Copy out each line that includes the word "dostarczanie".

####

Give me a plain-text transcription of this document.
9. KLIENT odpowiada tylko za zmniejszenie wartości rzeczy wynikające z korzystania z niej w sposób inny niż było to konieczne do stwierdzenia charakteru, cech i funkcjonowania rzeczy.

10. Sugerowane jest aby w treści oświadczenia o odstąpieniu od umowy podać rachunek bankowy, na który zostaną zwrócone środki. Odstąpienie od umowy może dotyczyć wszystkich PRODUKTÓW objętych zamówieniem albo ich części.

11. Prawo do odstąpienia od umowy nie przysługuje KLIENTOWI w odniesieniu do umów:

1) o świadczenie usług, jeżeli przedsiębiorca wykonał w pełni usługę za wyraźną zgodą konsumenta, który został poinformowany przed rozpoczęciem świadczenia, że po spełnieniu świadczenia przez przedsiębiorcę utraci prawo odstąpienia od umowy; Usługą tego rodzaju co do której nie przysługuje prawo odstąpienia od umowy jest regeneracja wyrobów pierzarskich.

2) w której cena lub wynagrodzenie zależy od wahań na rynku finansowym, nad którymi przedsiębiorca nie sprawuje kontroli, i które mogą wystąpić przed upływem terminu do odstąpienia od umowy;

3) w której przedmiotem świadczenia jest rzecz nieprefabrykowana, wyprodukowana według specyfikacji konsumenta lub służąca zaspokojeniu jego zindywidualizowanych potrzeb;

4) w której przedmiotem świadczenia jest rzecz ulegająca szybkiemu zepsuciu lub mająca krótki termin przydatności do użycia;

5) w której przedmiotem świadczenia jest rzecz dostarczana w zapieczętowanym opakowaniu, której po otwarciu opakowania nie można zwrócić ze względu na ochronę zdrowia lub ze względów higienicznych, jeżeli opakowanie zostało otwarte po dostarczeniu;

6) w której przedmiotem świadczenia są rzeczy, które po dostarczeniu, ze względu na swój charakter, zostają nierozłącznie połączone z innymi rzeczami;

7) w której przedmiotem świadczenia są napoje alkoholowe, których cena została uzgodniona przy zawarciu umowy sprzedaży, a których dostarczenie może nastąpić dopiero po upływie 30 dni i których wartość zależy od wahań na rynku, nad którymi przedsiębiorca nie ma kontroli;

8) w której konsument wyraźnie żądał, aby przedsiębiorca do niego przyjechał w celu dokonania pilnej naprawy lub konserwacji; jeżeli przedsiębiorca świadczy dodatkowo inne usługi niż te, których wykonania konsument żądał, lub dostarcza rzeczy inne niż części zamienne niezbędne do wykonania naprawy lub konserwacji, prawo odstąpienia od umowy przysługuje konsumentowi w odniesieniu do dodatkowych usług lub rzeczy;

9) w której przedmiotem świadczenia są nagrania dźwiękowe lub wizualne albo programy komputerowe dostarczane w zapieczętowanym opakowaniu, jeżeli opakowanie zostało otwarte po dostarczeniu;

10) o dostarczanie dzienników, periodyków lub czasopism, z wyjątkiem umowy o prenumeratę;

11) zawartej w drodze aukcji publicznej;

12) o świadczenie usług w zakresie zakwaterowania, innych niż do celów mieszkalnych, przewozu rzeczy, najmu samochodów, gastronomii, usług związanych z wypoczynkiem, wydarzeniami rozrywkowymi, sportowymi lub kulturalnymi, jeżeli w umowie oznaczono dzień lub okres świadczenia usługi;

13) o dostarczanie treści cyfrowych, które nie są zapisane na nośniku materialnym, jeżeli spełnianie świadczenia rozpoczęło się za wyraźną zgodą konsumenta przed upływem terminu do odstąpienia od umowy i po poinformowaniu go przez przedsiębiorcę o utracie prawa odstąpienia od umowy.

####

WRITTEN SOLUTION:
10) o dostarczanie dzienników, periodyków lub czasopism, z wyjątkiem umowy o prenumeratę;
13) o dostarczanie treści cyfrowych, które nie są zapisane na nośniku materialnym, jeżeli spełnianie świadczenia rozpoczęło się za wyraźną zgodą konsumenta przed upływem terminu do odstąpienia od umowy i po poinformowaniu go przez przedsiębiorcę o utracie prawa odstąpienia od umowy.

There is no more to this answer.